* Given entries *
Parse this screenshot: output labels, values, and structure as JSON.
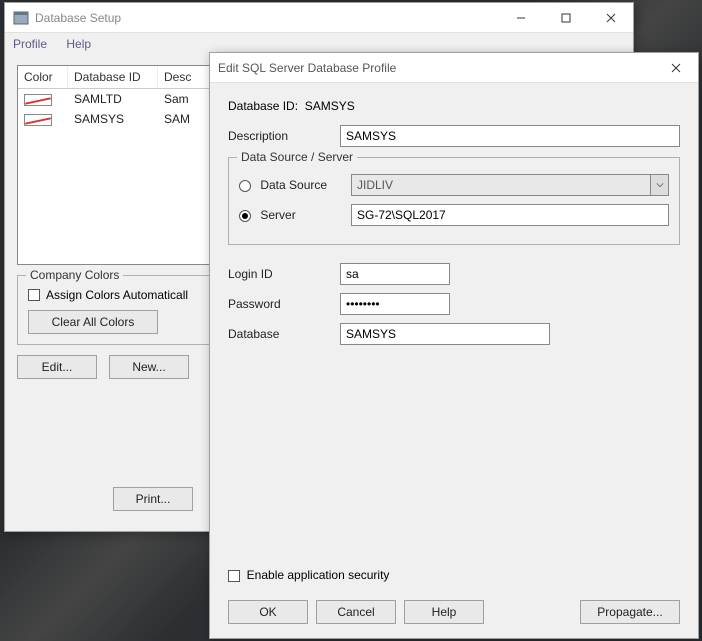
{
  "main": {
    "title": "Database Setup",
    "menu": {
      "profile": "Profile",
      "help": "Help"
    },
    "grid": {
      "headers": {
        "color": "Color",
        "db_id": "Database ID",
        "desc": "Desc"
      },
      "rows": [
        {
          "db_id": "SAMLTD",
          "desc": "Sam"
        },
        {
          "db_id": "SAMSYS",
          "desc": "SAM"
        }
      ]
    },
    "company_colors": {
      "legend": "Company Colors",
      "assign": "Assign Colors Automaticall",
      "clear": "Clear All Colors"
    },
    "buttons": {
      "edit": "Edit...",
      "new": "New...",
      "print": "Print..."
    }
  },
  "dialog": {
    "title": "Edit SQL Server Database Profile",
    "db_id_label": "Database ID:",
    "db_id_value": "SAMSYS",
    "desc_label": "Description",
    "desc_value": "SAMSYS",
    "ds_legend": "Data Source / Server",
    "ds_label": "Data Source",
    "ds_value": "JIDLIV",
    "server_label": "Server",
    "server_value": "SG-72\\SQL2017",
    "login_label": "Login ID",
    "login_value": "sa",
    "pw_label": "Password",
    "pw_value": "••••••••",
    "database_label": "Database",
    "database_value": "SAMSYS",
    "enable_security": "Enable application security",
    "buttons": {
      "ok": "OK",
      "cancel": "Cancel",
      "help": "Help",
      "propagate": "Propagate..."
    }
  }
}
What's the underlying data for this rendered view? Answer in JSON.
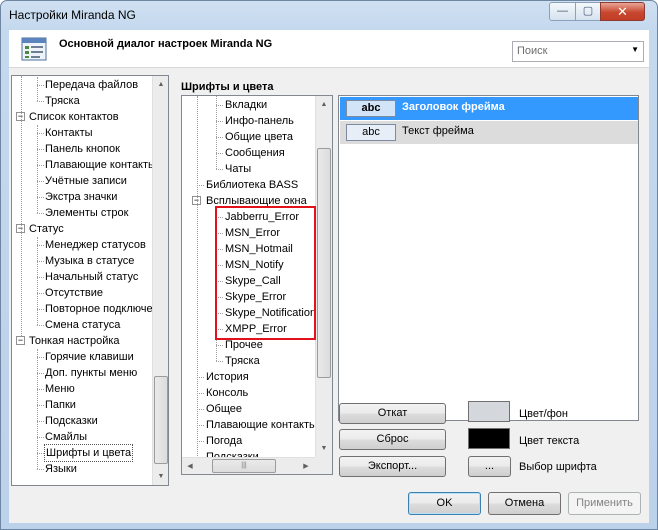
{
  "window": {
    "title": "Настройки Miranda NG",
    "min_glyph": "—",
    "max_glyph": "▢",
    "close_glyph": "✕"
  },
  "header": {
    "title": "Основной диалог настроек Miranda NG",
    "icon": "settings-dialog-icon"
  },
  "search": {
    "placeholder": "Поиск",
    "icon": "dropdown-arrow-icon"
  },
  "left_tree": {
    "items": [
      {
        "label": "Передача файлов"
      },
      {
        "label": "Тряска"
      },
      {
        "label": "Список контактов",
        "toggle": "−"
      },
      {
        "label": "Контакты"
      },
      {
        "label": "Панель кнопок"
      },
      {
        "label": "Плавающие контакты"
      },
      {
        "label": "Учётные записи"
      },
      {
        "label": "Экстра значки"
      },
      {
        "label": "Элементы строк"
      },
      {
        "label": "Статус",
        "toggle": "−"
      },
      {
        "label": "Менеджер статусов"
      },
      {
        "label": "Музыка в статусе"
      },
      {
        "label": "Начальный статус"
      },
      {
        "label": "Отсутствие"
      },
      {
        "label": "Повторное подключение"
      },
      {
        "label": "Смена статуса"
      },
      {
        "label": "Тонкая настройка",
        "toggle": "−"
      },
      {
        "label": "Горячие клавиши"
      },
      {
        "label": "Доп. пункты меню"
      },
      {
        "label": "Меню"
      },
      {
        "label": "Папки"
      },
      {
        "label": "Подсказки"
      },
      {
        "label": "Смайлы"
      },
      {
        "label": "Шрифты и цвета"
      },
      {
        "label": "Языки"
      }
    ]
  },
  "section_title": "Шрифты и цвета",
  "font_tree": {
    "items": [
      {
        "label": "Вкладки"
      },
      {
        "label": "Инфо-панель"
      },
      {
        "label": "Общие цвета"
      },
      {
        "label": "Сообщения"
      },
      {
        "label": "Чаты"
      },
      {
        "label": "Библиотека BASS"
      },
      {
        "label": "Всплывающие окна",
        "toggle": "−"
      },
      {
        "label": "Jabberru_Error"
      },
      {
        "label": "MSN_Error"
      },
      {
        "label": "MSN_Hotmail"
      },
      {
        "label": "MSN_Notify"
      },
      {
        "label": "Skype_Call"
      },
      {
        "label": "Skype_Error"
      },
      {
        "label": "Skype_Notification"
      },
      {
        "label": "XMPP_Error"
      },
      {
        "label": "Прочее"
      },
      {
        "label": "Тряска"
      },
      {
        "label": "История"
      },
      {
        "label": "Консоль"
      },
      {
        "label": "Общее"
      },
      {
        "label": "Плавающие контакты"
      },
      {
        "label": "Погода"
      },
      {
        "label": "Подсказки"
      }
    ]
  },
  "font_list": {
    "items": [
      {
        "sample": "abc",
        "label": "Заголовок фрейма",
        "selected": true
      },
      {
        "sample": "abc",
        "label": "Текст фрейма",
        "selected": false
      }
    ]
  },
  "controls": {
    "undo": "Откат",
    "reset": "Сброс",
    "export": "Экспорт...",
    "color_bg_label": "Цвет/фон",
    "color_bg": "#d4d8dc",
    "color_text_label": "Цвет текста",
    "color_text": "#000000",
    "choose_font_label": "Выбор шрифта",
    "choose_font_button": "..."
  },
  "footer": {
    "ok": "OK",
    "cancel": "Отмена",
    "apply": "Применить"
  },
  "colors": {
    "selection": "#3399ff",
    "highlight_box": "#e3111b"
  },
  "scroll_glyphs": {
    "up": "▲",
    "down": "▼",
    "left": "◀",
    "right": "▶",
    "grip": "|||"
  }
}
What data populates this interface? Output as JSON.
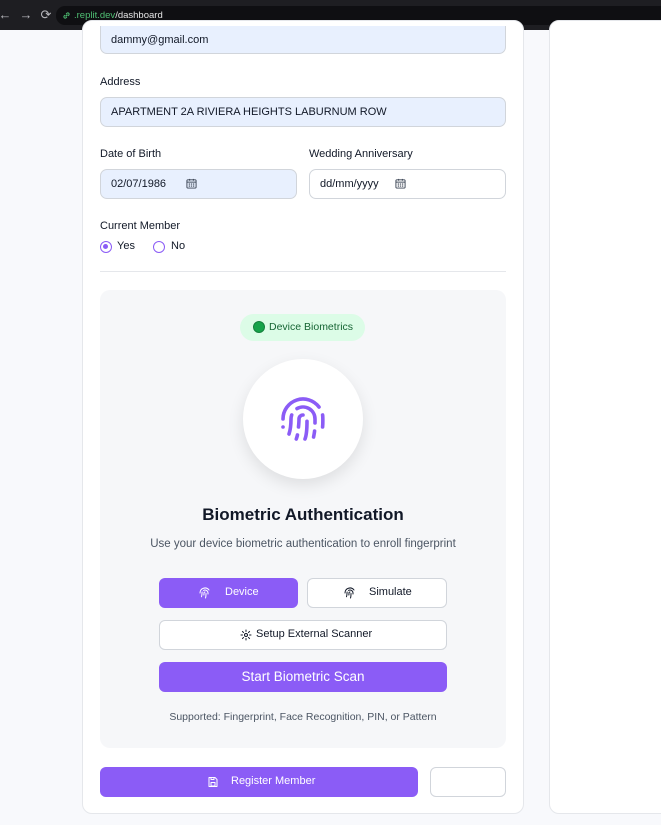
{
  "browser": {
    "url_subdomain_hidden": "",
    "url_host": ".replit.dev",
    "url_path": "/dashboard"
  },
  "form": {
    "email_value": "dammy@gmail.com",
    "address_label": "Address",
    "address_value": "APARTMENT 2A RIVIERA HEIGHTS LABURNUM ROW",
    "dob_label": "Date of Birth",
    "dob_value": "02/07/1986",
    "anniversary_label": "Wedding Anniversary",
    "anniversary_value": "dd/mm/yyyy",
    "current_member_label": "Current Member",
    "radio_yes": "Yes",
    "radio_no": "No",
    "current_member_selected": "Yes"
  },
  "biometric": {
    "badge": "Device Biometrics",
    "title": "Biometric Authentication",
    "subtitle": "Use your device biometric authentication to enroll fingerprint",
    "device_button": "Device",
    "simulate_button": "Simulate",
    "external_button": "Setup External Scanner",
    "start_button": "Start Biometric Scan",
    "supported": "Supported: Fingerprint, Face Recognition, PIN, or Pattern"
  },
  "footer": {
    "register_button": "Register Member",
    "secondary_button": ""
  },
  "colors": {
    "accent": "#8b5cf6",
    "badge_bg": "#dcfce7",
    "badge_dot": "#16a34a",
    "input_fill": "#e8f0fe"
  }
}
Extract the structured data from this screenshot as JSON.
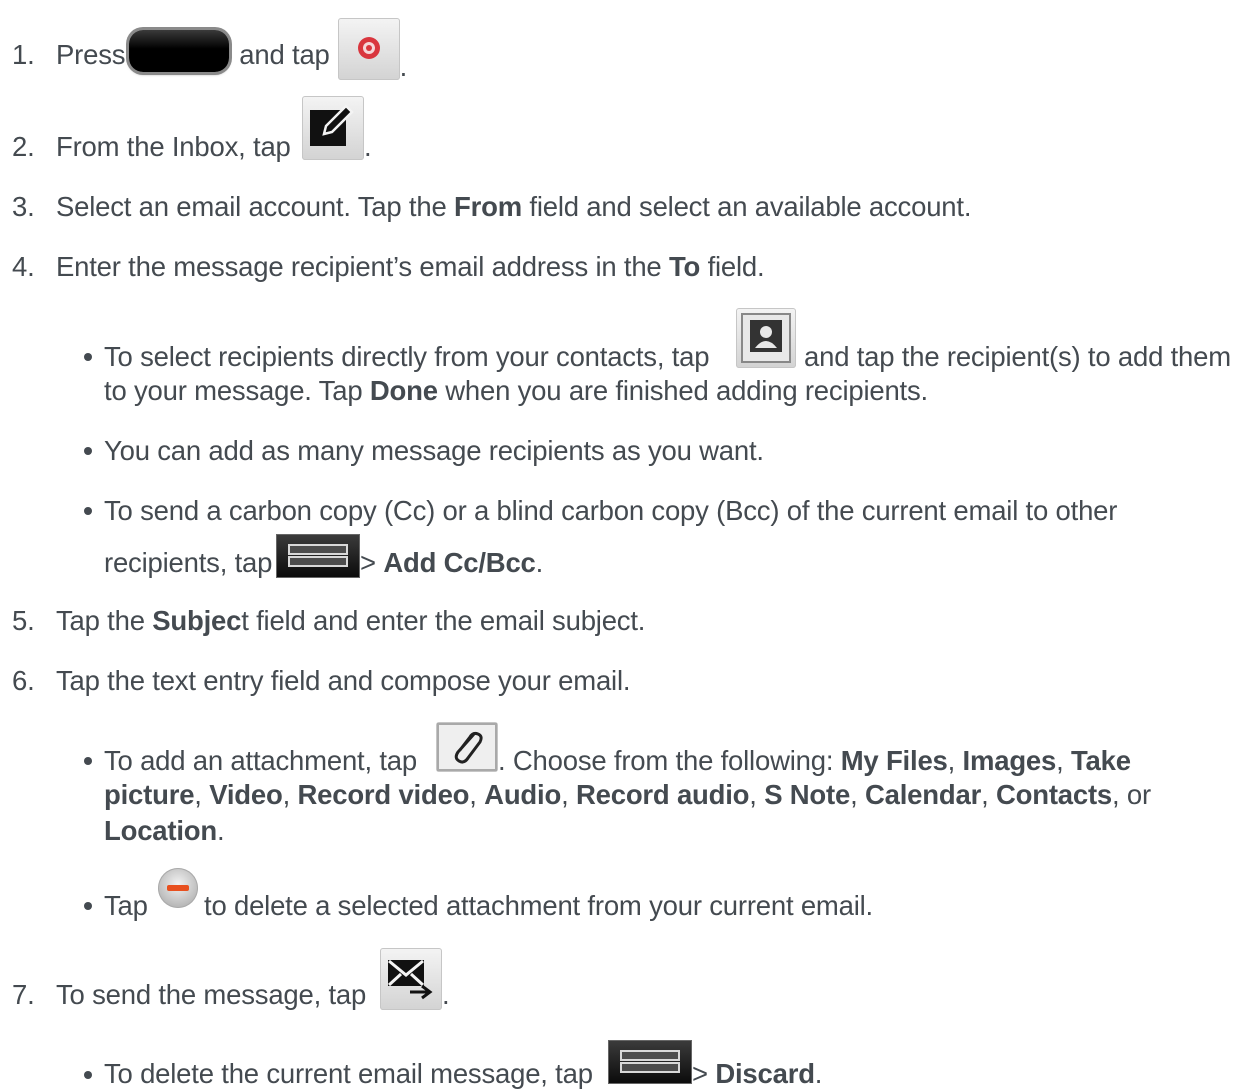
{
  "steps": {
    "s1": {
      "num": "1.",
      "a": "Press",
      "b": "and tap",
      "c": "."
    },
    "s2": {
      "num": "2.",
      "a": "From the Inbox, tap",
      "b": "."
    },
    "s3": {
      "num": "3.",
      "a": "Select an email account. Tap the ",
      "bold": "From",
      "b": " field and select an available account."
    },
    "s4": {
      "num": "4.",
      "a": "Enter the message recipient’s email address in the ",
      "bold": "To",
      "b": " field."
    },
    "s5": {
      "num": "5.",
      "a": "Tap the ",
      "bold": "Subjec",
      "b": "t field and enter the email subject."
    },
    "s6": {
      "num": "6.",
      "a": "Tap the text entry field and compose your email."
    },
    "s7": {
      "num": "7.",
      "a": "To send the message, tap",
      "b": "."
    }
  },
  "bullets": {
    "b1": {
      "a": "To select recipients directly from your contacts, tap",
      "b": "and tap the recipient(s) to add them",
      "c": "to your message. Tap ",
      "bold": "Done",
      "d": " when you are finished adding recipients."
    },
    "b2": {
      "a": "You can add as many message recipients as you want."
    },
    "b3": {
      "a": "To send a carbon copy (Cc) or a blind carbon copy (Bcc) of the current email to other",
      "b": "recipients, tap",
      "c": " > ",
      "bold": "Add Cc/Bcc",
      "d": "."
    },
    "b4": {
      "a": "To add an attachment, tap",
      "b": ". Choose from the following: ",
      "o1": "My Files",
      "o2": "Images",
      "o3a": "Take",
      "o3b": "picture",
      "o4": "Video",
      "o5": "Record video",
      "o6": "Audio",
      "o7": "Record audio",
      "o8": "S Note",
      "o9": "Calendar",
      "o10": "Contacts",
      "o11": "Location",
      "sep": ", ",
      "or": ", or",
      "end": "."
    },
    "b5": {
      "a": "Tap",
      "b": "to delete a selected attachment from your current email."
    },
    "b6": {
      "a": "To delete the current email message, tap",
      "c": " > ",
      "bold": "Discard",
      "d": "."
    }
  },
  "icons": {
    "home_key": "home-key-icon",
    "email_app": "email-app-icon",
    "compose": "compose-icon",
    "contacts": "contacts-icon",
    "menu": "menu-icon",
    "attach": "paperclip-icon",
    "remove": "minus-icon",
    "send": "send-icon",
    "accent_red": "#d9363e",
    "remove_orange": "#e8501f"
  }
}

* Given problem *
Tally the lines of the data that contain the string "send" and report the total alone.

* Reply to the exercise *
3